Stored entries:
•••••

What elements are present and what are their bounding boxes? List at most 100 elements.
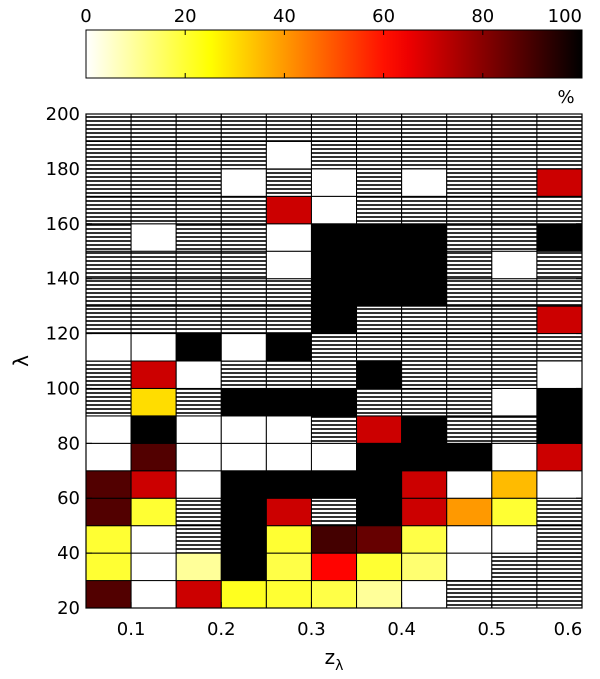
heatmap-cell-hatched [130,278,177,307]
heatmap-cell-hatched [401,113,448,142]
heatmap-cell-hatched [491,580,538,609]
heatmap-cell-hatched [85,195,132,225]
heatmap-cell-hatched [130,250,177,280]
heatmap-cell [265,470,312,499]
heatmap-cell [401,497,448,527]
heatmap-cell [310,470,358,499]
heatmap-cell [310,195,358,225]
heatmap-cell-hatched [536,278,583,307]
heatmap-cell [491,250,538,280]
heatmap-cell-hatched [536,497,583,527]
heatmap-cell-hatched [175,140,222,170]
heatmap-cell-hatched [220,305,267,335]
heatmap-cell-hatched [446,360,493,389]
heatmap-cell [536,168,583,197]
heatmap-cell [175,442,222,472]
heatmap-cell [175,470,222,499]
heatmap-cell-hatched [491,305,538,335]
heatmap-cell [265,497,312,527]
heatmap-cell-hatched [175,387,222,417]
y-tick-label: 120 [46,324,80,345]
heatmap-cell [265,333,312,362]
heatmap-cell-hatched [491,333,538,362]
heatmap-cell [401,415,448,444]
heatmap-cell [356,552,403,582]
heatmap-cell [356,580,403,609]
heatmap-cell [356,415,403,444]
heatmap-cells [85,113,583,609]
heatmap-cell [536,442,583,472]
heatmap-cell [310,305,358,335]
y-tick-label: 180 [46,159,80,180]
x-axis-label: zλ [325,645,344,674]
y-tick-label: 160 [46,214,80,235]
heatmap-cell-hatched [536,250,583,280]
heatmap-cell-hatched [220,223,267,252]
colorbar-tick-label: 80 [471,6,494,27]
heatmap-cell-hatched [536,525,583,554]
heatmap-cell-hatched [85,250,132,280]
heatmap-cell-hatched [536,113,583,142]
heatmap-cell [536,223,583,252]
heatmap-cell [220,525,267,554]
heatmap-cell [446,552,493,582]
heatmap-cell [85,442,132,472]
heatmap-cell [401,525,448,554]
heatmap-cell-hatched [401,305,448,335]
heatmap-cell-hatched [220,278,267,307]
heatmap-cell [310,250,358,280]
heatmap-cell [130,223,177,252]
heatmap-cell [85,552,132,582]
colorbar-tick-label: 0 [80,6,91,27]
heatmap-cell-hatched [356,333,403,362]
heatmap-cell [401,470,448,499]
heatmap-cell-hatched [175,250,222,280]
heatmap-cell-hatched [265,278,312,307]
heatmap-cell [130,525,177,554]
heatmap-cell [491,387,538,417]
heatmap-cell [130,580,177,609]
heatmap-cell [491,442,538,472]
heatmap-cell-hatched [85,140,132,170]
heatmap-cell-hatched [491,552,538,582]
heatmap-cell-hatched [265,113,312,142]
heatmap-cell [356,470,403,499]
heatmap-cell-hatched [446,250,493,280]
heatmap-cell [536,415,583,444]
heatmap-cell [536,360,583,389]
heatmap-cell [401,552,448,582]
heatmap-cell-hatched [536,580,583,609]
heatmap-cell [130,333,177,362]
heatmap-cell-hatched [220,250,267,280]
x-tick-label: 0.4 [387,619,416,640]
heatmap-cell-hatched [446,113,493,142]
heatmap-cell [220,497,267,527]
heatmap-cell [491,525,538,554]
heatmap-cell-hatched [536,333,583,362]
heatmap-cell-hatched [356,140,403,170]
colorbar: 0 20 40 60 80 100 % [80,6,583,108]
heatmap-cell-hatched [175,497,222,527]
heatmap-cell [130,360,177,389]
heatmap-cell-hatched [446,278,493,307]
heatmap-cell [175,415,222,444]
heatmap-cell [85,580,132,609]
heatmap-cell-hatched [130,113,177,142]
heatmap-cell [220,387,267,417]
heatmap-cell-hatched [356,195,403,225]
heatmap-cell [265,580,312,609]
heatmap-cell [220,168,267,197]
heatmap-cell [401,223,448,252]
heatmap-cell-hatched [265,305,312,335]
y-axis-ticks: 20 40 60 80 100 120 140 160 180 200 [46,104,582,619]
x-tick-label: 0.3 [297,619,326,640]
heatmap-cell [130,497,177,527]
heatmap-cell-hatched [356,113,403,142]
heatmap-cell-hatched [536,552,583,582]
heatmap-cell-hatched [356,305,403,335]
heatmap-cell-hatched [446,580,493,609]
heatmap-cell [356,223,403,252]
heatmap-cell-hatched [175,305,222,335]
heatmap-cell [220,470,267,499]
heatmap-cell [401,580,448,609]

•••••

Problem: Update the lines above so that "heatmap-cell-hatched" becomes "hatched-cell" wherever it occurs, and keep everything else the same. Omit the picture from your answer.

Exercise response:
What elements are present and what are their bounding boxes? List at most 100 elements.
hatched-cell [130,278,177,307]
hatched-cell [401,113,448,142]
hatched-cell [491,580,538,609]
hatched-cell [85,195,132,225]
hatched-cell [130,250,177,280]
heatmap-cell [265,470,312,499]
heatmap-cell [401,497,448,527]
heatmap-cell [310,470,358,499]
heatmap-cell [310,195,358,225]
hatched-cell [536,278,583,307]
heatmap-cell [491,250,538,280]
hatched-cell [536,497,583,527]
hatched-cell [175,140,222,170]
hatched-cell [220,305,267,335]
hatched-cell [446,360,493,389]
heatmap-cell [536,168,583,197]
heatmap-cell [175,442,222,472]
heatmap-cell [175,470,222,499]
hatched-cell [491,305,538,335]
heatmap-cell [265,497,312,527]
hatched-cell [175,387,222,417]
y-tick-label: 120 [46,324,80,345]
heatmap-cell [265,333,312,362]
hatched-cell [491,333,538,362]
heatmap-cell [401,415,448,444]
heatmap-cell [356,552,403,582]
heatmap-cell [356,580,403,609]
heatmap-cell [356,415,403,444]
heatmap-cells [85,113,583,609]
heatmap-cell [536,442,583,472]
heatmap-cell [310,305,358,335]
y-tick-label: 180 [46,159,80,180]
x-axis-label: zλ [325,645,344,674]
y-tick-label: 160 [46,214,80,235]
hatched-cell [536,250,583,280]
hatched-cell [220,223,267,252]
colorbar-tick-label: 80 [471,6,494,27]
hatched-cell [536,525,583,554]
hatched-cell [85,250,132,280]
hatched-cell [536,113,583,142]
heatmap-cell [536,223,583,252]
heatmap-cell [220,525,267,554]
heatmap-cell [446,552,493,582]
heatmap-cell [85,442,132,472]
heatmap-cell [401,525,448,554]
hatched-cell [401,305,448,335]
hatched-cell [220,278,267,307]
heatmap-cell [310,250,358,280]
heatmap-cell [130,223,177,252]
heatmap-cell [85,552,132,582]
colorbar-tick-label: 0 [80,6,91,27]
hatched-cell [356,333,403,362]
heatmap-cell [401,470,448,499]
hatched-cell [175,250,222,280]
hatched-cell [265,278,312,307]
heatmap-cell [130,525,177,554]
heatmap-cell [491,387,538,417]
heatmap-cell [130,580,177,609]
heatmap-cell [491,442,538,472]
hatched-cell [85,140,132,170]
hatched-cell [491,552,538,582]
hatched-cell [265,113,312,142]
heatmap-cell [356,470,403,499]
hatched-cell [446,250,493,280]
heatmap-cell [536,415,583,444]
heatmap-cell [536,360,583,389]
heatmap-cell [401,552,448,582]
hatched-cell [536,580,583,609]
heatmap-cell [130,333,177,362]
hatched-cell [220,250,267,280]
x-tick-label: 0.4 [387,619,416,640]
hatched-cell [446,113,493,142]
heatmap-cell [220,497,267,527]
heatmap-cell [491,525,538,554]
hatched-cell [536,333,583,362]
hatched-cell [356,140,403,170]
colorbar: 0 20 40 60 80 100 % [80,6,583,108]
hatched-cell [175,497,222,527]
heatmap-cell [130,360,177,389]
hatched-cell [446,278,493,307]
heatmap-cell [175,415,222,444]
heatmap-cell [85,580,132,609]
hatched-cell [130,113,177,142]
heatmap-cell [220,387,267,417]
hatched-cell [356,195,403,225]
heatmap-cell [265,580,312,609]
heatmap-cell [220,168,267,197]
heatmap-cell [401,223,448,252]
hatched-cell [265,305,312,335]
y-axis-ticks: 20 40 60 80 100 120 140 160 180 200 [46,104,582,619]
x-tick-label: 0.3 [297,619,326,640]
heatmap-cell [130,497,177,527]
hatched-cell [356,113,403,142]
hatched-cell [536,552,583,582]
hatched-cell [356,305,403,335]
hatched-cell [446,580,493,609]
heatmap-cell [356,223,403,252]
hatched-cell [175,305,222,335]
heatmap-cell [220,470,267,499]
heatmap-cell [401,580,448,609]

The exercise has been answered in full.